PASSAGE SHOWN:

[BEGIN]

Thank you for reply!
I can see os.environ['CUDA_VISIBLE_DEVICES']
equals to 0 in stdout of the first trial, no matter before or after model.eval()
. I set the keyword at the start of my main.py
. Trail 2 did't start so there is no log for it.
I notice placementConstraint: { type: 'None', gpus: [] }
in the log, is that ok?
BTW, downgrade nni to 2.2 and it can run continuously with TPE tuner.
you can use
exp_config.trial_gpu_number = 1
exp_config.training_service.use_active_gpu = True
to set gpu, and then nni will automatic chose gpu.
Is there any code to config gpu manually in your main.py?
hi @rockcor Could you follow @Louis-J suggestion and provide some other information? Thanks!
I meet the same error. And I try the setting as @Louis-J metioned but it couldn't solve the problem.
Even more, I try to set trial_gpu_number
as 9 and set the trial_concurrency
as 1, the problem still exists.
@AngusHuang17
pip install nni==2.5
may solve the problem
you can use
exp_config.trial_gpu_number = 1 exp_config.training_service.use_active_gpu = True
to set gpu, and then nni will automatic chose gpu.
Is there any code to config gpu manually in your main.py?
you mean run with nni python api? why command line tool fails
GPU scheduler is somehow broken currently. We will solve it in 3.0 release.
GPU scheduler is somehow broken currently. We will solve it in 3.0 release. got it. thanks for your contribution
This bug still happens in 3.0

[END]

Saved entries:
[BEGIN]

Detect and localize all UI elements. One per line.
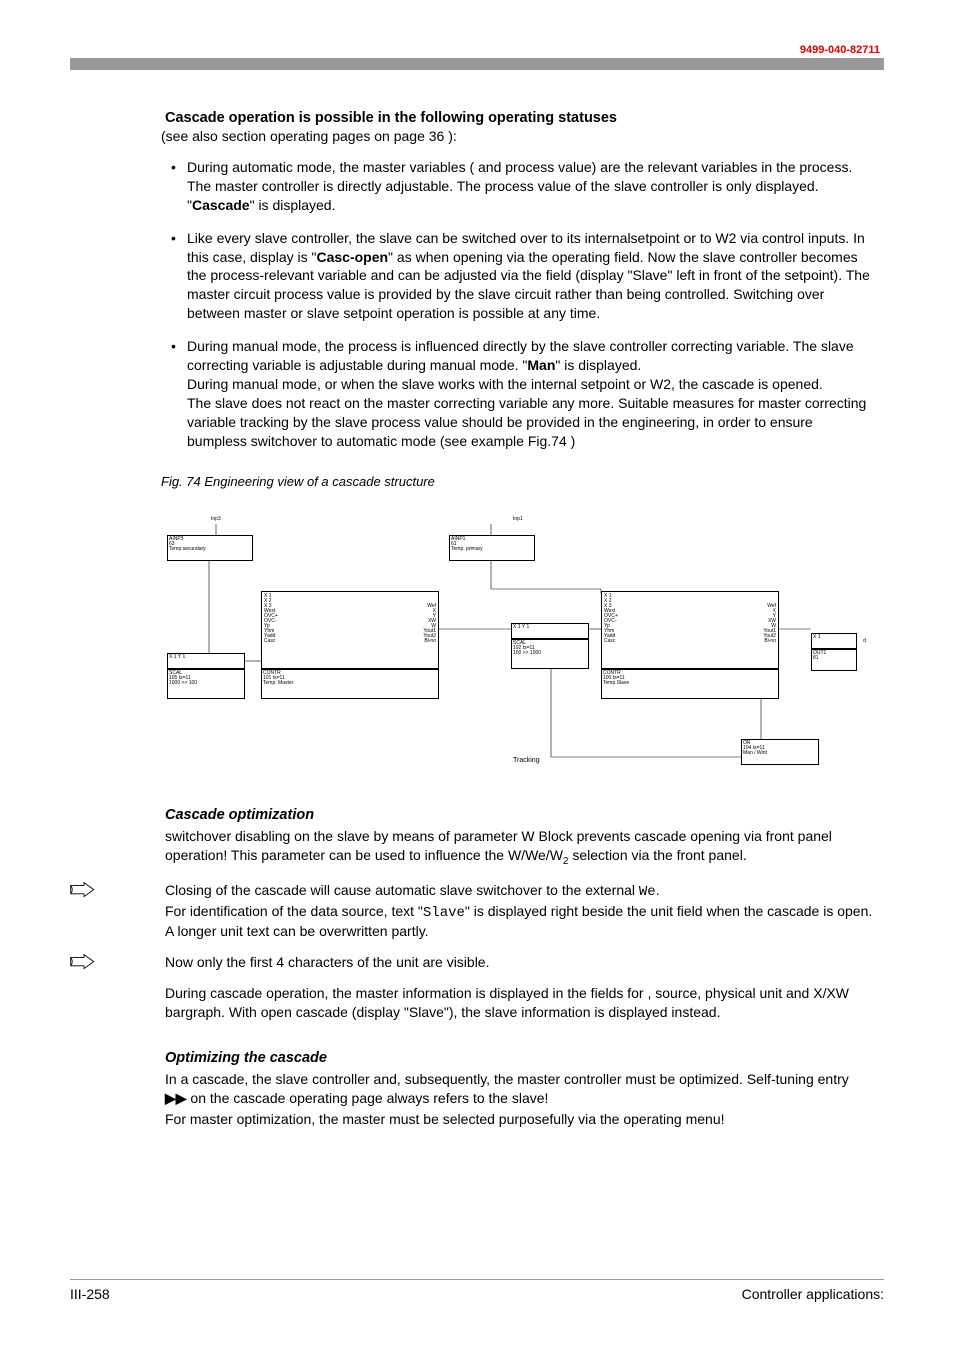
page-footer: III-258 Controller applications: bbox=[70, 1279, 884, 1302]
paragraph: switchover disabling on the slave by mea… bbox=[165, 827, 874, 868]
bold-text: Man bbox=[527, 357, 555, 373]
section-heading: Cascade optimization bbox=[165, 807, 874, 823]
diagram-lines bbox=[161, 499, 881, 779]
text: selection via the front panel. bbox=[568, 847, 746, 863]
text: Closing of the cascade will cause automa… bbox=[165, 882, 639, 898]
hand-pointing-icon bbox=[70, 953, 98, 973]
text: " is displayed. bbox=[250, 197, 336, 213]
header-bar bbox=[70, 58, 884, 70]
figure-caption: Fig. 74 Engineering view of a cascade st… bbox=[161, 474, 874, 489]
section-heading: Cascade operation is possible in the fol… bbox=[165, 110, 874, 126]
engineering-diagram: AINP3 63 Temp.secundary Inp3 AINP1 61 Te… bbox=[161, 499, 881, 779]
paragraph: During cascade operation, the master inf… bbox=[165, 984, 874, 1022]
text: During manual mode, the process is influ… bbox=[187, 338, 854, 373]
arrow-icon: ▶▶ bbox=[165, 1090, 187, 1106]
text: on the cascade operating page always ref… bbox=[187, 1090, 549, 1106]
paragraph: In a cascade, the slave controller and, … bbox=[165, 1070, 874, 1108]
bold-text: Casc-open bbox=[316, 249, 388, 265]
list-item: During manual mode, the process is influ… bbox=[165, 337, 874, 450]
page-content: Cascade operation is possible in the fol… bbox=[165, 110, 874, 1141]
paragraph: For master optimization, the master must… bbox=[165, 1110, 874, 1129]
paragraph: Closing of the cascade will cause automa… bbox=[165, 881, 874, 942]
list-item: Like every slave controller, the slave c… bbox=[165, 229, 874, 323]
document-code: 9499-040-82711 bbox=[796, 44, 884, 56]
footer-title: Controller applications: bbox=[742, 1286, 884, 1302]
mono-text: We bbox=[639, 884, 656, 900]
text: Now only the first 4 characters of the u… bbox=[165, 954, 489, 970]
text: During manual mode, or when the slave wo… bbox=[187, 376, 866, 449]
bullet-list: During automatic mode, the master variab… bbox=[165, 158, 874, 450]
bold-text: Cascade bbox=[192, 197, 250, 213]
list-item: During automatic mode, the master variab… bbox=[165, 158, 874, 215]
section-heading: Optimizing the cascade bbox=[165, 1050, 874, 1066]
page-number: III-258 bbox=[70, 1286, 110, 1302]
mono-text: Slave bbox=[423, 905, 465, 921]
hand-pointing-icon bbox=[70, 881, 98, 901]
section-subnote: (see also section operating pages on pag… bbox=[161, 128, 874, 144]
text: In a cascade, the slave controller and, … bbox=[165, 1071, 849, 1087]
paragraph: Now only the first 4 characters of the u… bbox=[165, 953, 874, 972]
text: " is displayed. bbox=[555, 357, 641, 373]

[END]
[BEGIN]

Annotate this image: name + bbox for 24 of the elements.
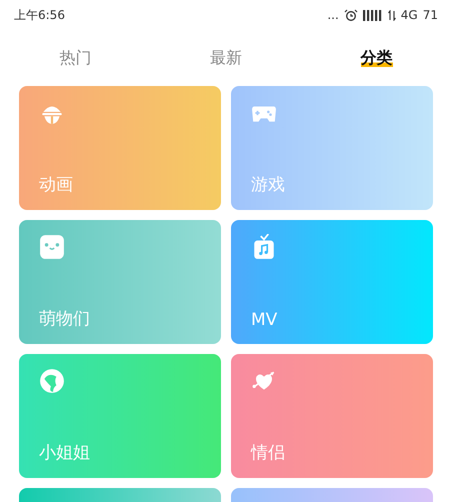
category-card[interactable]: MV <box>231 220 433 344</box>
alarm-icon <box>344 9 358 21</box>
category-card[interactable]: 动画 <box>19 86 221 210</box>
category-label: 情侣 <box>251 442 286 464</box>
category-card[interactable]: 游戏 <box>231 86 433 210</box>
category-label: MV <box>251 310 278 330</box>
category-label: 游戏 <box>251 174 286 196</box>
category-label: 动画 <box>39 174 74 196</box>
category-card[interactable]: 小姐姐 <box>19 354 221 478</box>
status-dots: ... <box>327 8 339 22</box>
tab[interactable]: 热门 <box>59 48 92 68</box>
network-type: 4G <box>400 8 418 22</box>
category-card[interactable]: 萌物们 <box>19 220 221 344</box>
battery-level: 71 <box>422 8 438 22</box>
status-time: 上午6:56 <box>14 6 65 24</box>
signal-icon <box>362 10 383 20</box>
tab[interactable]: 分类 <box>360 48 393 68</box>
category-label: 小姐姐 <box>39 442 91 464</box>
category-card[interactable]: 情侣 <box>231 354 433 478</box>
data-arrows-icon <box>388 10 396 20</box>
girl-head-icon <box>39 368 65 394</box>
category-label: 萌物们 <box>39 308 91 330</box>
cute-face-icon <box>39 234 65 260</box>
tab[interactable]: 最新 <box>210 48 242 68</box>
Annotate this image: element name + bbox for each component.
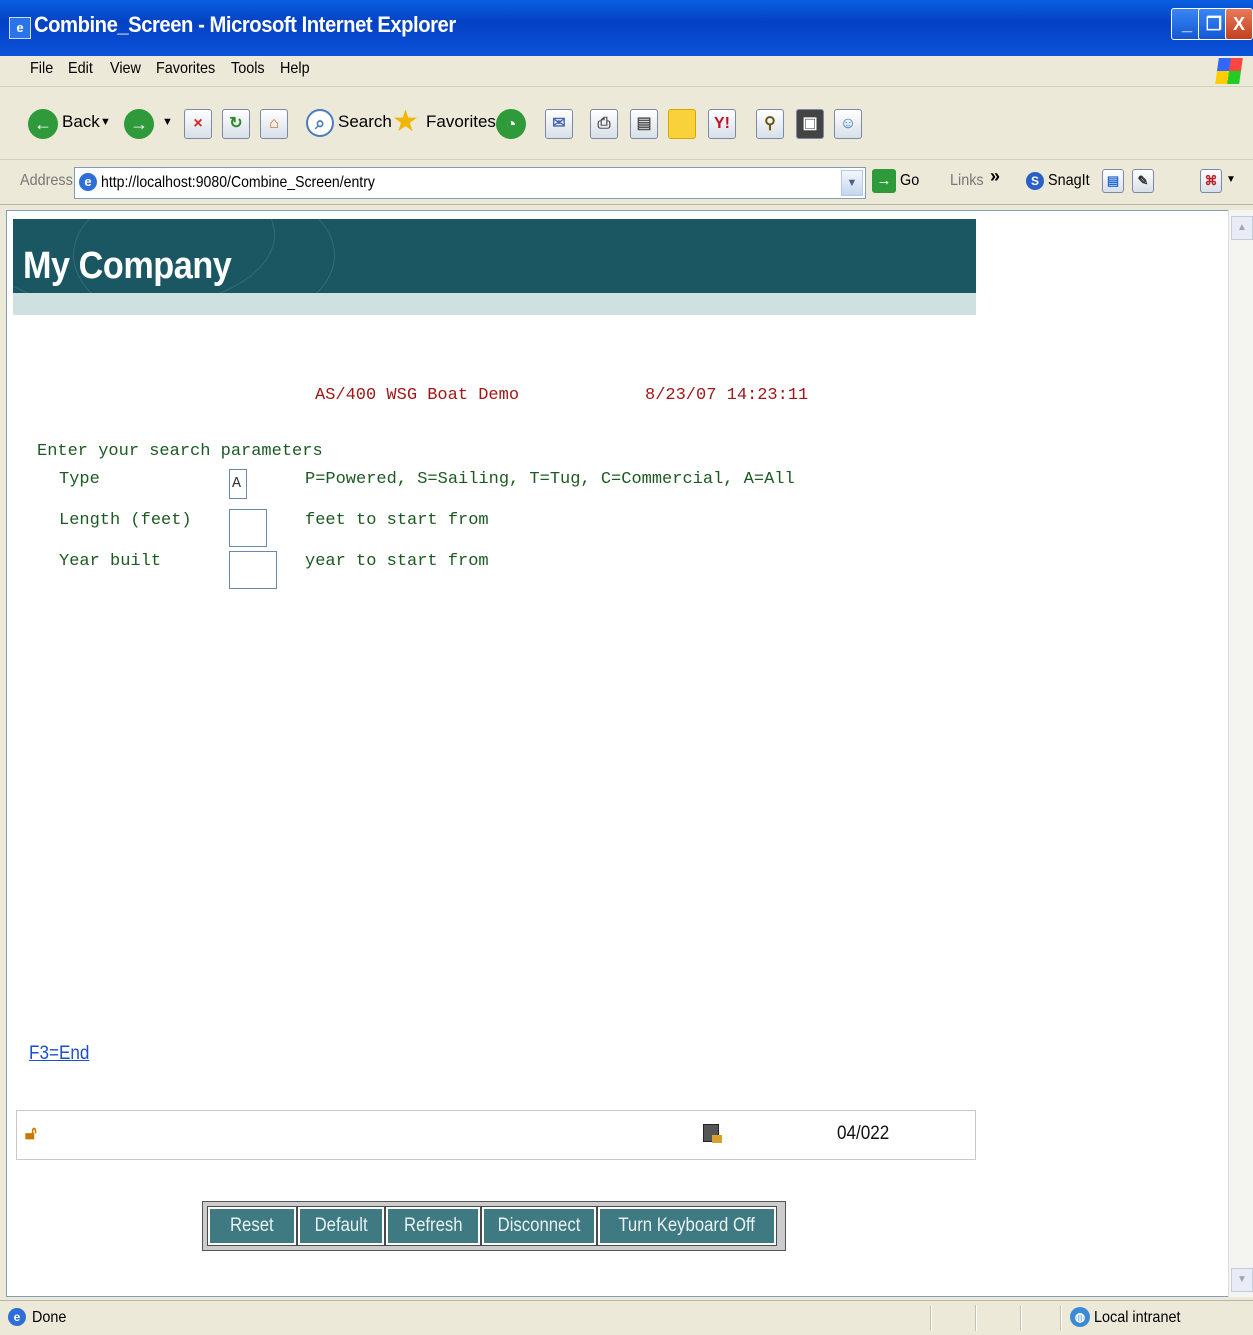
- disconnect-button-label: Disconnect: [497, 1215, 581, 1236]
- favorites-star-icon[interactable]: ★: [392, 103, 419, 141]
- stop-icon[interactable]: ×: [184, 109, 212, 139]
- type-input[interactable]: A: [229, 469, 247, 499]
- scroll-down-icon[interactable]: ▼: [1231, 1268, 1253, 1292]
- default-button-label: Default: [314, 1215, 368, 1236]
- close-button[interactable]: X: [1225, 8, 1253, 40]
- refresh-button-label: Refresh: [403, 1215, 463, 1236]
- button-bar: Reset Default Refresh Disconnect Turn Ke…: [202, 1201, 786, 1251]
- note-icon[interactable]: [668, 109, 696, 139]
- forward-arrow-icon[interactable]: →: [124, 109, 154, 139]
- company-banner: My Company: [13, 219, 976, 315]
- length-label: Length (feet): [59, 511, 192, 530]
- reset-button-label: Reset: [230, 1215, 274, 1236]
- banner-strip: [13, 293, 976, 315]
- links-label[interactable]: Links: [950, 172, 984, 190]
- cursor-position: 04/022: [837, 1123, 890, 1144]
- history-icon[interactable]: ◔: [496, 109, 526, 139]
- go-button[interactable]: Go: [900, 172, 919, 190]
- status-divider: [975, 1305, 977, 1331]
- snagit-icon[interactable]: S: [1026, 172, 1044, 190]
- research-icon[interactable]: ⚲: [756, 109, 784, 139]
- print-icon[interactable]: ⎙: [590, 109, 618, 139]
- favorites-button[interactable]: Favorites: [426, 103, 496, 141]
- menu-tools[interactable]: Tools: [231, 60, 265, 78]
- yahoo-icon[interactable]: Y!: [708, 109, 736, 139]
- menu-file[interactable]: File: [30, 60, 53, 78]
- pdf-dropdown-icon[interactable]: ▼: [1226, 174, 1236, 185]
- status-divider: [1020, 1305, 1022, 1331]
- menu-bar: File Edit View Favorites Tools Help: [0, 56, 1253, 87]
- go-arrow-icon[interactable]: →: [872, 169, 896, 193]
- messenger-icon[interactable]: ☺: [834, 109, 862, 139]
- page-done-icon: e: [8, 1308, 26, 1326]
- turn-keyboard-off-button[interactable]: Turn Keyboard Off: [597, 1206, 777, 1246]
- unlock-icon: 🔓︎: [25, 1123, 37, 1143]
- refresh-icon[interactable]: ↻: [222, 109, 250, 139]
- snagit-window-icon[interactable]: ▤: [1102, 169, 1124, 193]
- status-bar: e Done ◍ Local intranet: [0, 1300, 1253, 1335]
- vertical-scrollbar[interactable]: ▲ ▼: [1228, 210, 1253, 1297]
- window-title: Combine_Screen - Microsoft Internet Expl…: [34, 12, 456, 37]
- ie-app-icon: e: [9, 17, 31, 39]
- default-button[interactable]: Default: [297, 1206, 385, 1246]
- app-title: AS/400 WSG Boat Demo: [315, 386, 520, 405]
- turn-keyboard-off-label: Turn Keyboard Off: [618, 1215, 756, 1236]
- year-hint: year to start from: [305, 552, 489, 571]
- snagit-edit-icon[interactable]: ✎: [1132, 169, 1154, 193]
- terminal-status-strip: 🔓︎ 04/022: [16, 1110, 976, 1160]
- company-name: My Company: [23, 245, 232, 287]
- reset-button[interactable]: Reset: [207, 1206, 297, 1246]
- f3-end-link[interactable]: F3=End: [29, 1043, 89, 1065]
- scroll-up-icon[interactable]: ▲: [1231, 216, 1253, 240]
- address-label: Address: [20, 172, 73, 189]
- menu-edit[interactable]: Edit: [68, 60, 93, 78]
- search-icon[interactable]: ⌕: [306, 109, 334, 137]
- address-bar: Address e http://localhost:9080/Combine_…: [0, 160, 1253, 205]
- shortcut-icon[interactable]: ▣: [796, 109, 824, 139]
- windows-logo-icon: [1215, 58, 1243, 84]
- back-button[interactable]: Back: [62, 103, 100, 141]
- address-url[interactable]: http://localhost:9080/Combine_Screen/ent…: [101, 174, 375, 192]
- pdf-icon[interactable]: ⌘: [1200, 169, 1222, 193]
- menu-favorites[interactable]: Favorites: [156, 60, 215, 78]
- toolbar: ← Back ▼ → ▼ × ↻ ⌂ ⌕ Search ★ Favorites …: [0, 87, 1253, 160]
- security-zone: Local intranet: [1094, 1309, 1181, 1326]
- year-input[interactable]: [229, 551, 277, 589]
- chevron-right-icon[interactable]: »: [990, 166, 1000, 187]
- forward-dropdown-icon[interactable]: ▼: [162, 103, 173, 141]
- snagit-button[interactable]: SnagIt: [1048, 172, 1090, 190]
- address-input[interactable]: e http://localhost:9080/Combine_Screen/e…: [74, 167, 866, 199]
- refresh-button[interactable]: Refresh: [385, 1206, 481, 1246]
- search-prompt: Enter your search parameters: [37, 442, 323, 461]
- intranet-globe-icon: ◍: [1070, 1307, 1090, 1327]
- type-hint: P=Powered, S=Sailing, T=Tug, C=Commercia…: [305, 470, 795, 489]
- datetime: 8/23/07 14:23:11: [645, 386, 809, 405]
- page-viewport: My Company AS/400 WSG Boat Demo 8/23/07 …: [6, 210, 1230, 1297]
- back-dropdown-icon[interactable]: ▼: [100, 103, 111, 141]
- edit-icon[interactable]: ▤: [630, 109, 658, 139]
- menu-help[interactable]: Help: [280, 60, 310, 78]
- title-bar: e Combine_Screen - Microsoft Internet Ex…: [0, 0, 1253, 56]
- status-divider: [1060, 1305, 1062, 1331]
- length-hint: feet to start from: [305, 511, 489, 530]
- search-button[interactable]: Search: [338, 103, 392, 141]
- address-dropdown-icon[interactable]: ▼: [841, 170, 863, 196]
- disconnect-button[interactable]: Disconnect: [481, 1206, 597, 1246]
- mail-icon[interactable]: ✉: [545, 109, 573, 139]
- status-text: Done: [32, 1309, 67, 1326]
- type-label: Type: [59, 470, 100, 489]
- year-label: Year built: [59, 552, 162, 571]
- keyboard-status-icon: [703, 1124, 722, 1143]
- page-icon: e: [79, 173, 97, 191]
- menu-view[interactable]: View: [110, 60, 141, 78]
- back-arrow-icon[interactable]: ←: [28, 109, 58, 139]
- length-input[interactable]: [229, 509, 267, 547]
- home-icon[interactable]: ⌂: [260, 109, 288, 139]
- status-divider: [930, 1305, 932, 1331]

[END]
[BEGIN]

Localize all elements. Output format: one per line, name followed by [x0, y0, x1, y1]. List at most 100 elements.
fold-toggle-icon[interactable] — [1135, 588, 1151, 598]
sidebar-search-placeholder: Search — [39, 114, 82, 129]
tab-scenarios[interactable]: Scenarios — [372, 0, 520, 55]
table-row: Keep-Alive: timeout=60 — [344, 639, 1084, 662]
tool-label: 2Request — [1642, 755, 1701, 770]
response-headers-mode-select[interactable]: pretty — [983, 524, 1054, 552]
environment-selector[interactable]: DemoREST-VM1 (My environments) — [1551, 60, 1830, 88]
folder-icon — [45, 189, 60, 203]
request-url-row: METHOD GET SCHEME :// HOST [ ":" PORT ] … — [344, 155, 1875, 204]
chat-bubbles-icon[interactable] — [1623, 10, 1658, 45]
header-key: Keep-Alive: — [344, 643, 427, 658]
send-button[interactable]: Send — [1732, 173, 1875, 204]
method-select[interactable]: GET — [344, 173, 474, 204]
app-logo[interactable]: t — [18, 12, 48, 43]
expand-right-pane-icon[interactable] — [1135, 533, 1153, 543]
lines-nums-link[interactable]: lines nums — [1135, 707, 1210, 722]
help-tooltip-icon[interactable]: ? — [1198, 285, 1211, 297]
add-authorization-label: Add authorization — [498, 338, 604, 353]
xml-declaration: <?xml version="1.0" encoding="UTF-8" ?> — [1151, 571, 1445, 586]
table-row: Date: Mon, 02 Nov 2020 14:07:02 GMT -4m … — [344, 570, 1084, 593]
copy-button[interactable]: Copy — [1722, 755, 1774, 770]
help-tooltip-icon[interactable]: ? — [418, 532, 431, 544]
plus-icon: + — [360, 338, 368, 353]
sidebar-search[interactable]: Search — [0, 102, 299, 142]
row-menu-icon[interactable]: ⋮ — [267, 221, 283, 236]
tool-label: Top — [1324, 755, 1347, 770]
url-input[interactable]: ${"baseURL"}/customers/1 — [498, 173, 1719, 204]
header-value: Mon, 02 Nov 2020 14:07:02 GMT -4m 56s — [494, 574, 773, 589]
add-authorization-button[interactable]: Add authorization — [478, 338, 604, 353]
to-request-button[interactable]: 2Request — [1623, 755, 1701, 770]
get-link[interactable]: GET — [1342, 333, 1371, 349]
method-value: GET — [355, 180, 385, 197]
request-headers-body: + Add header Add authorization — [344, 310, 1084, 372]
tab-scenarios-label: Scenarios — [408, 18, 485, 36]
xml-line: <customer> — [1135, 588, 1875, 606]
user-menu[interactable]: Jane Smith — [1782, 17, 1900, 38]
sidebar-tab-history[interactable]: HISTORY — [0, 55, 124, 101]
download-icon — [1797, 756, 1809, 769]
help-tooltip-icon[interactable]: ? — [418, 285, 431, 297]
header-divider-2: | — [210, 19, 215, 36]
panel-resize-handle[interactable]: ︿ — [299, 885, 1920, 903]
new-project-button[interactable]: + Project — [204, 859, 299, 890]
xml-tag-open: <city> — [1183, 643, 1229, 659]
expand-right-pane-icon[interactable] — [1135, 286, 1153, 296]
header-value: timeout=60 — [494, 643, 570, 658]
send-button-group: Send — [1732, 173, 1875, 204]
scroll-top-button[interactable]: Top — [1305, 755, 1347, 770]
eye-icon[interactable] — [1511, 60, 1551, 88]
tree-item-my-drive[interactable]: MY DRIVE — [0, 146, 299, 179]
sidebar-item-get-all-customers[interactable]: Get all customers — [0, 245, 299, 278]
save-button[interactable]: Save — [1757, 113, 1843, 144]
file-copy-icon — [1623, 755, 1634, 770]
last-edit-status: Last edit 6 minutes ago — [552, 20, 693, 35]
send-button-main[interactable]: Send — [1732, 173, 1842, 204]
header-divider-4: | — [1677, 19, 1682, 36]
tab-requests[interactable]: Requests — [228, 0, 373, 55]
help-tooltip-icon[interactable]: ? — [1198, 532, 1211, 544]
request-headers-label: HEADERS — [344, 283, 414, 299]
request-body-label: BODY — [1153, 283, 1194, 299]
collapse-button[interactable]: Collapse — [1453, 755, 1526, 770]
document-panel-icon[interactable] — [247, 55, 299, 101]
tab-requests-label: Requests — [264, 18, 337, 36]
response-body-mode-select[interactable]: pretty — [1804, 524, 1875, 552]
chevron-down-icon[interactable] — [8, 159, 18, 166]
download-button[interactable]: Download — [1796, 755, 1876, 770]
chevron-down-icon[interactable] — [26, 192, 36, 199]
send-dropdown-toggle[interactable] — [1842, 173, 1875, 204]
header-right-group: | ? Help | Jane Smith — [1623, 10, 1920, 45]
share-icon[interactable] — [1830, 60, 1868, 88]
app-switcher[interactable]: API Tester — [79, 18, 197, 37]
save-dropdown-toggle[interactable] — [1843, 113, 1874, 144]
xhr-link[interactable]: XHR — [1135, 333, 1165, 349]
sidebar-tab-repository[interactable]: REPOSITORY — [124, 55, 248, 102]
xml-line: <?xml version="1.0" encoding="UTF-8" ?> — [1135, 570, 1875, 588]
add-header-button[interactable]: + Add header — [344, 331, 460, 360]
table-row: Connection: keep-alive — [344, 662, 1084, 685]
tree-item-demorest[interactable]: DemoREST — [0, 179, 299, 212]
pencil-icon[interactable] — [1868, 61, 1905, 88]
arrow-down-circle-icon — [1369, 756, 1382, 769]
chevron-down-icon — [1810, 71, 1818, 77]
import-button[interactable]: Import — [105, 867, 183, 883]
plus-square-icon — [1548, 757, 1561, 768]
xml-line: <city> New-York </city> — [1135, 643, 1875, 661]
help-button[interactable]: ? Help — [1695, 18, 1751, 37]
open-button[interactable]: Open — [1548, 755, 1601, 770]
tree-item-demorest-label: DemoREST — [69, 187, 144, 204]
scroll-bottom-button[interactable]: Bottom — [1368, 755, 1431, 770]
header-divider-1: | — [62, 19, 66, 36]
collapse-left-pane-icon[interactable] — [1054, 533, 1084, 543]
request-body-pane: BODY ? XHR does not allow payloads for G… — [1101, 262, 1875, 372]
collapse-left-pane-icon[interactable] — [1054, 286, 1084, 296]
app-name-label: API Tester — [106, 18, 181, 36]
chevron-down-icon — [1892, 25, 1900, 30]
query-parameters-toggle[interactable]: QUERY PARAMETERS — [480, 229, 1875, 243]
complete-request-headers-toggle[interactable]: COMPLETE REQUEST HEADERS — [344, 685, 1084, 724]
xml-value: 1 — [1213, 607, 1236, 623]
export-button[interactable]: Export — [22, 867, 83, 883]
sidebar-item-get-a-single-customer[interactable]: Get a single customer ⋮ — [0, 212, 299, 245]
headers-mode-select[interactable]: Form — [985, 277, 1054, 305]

[END]

DIRECTIONS:
In the thread about GPU settings, translate the sentence "GPU scheduler is somehow broken currently." into Spanish.

SOLVED EXERCISE:
El planificador de GPU está, de algún modo, averiado actualmente.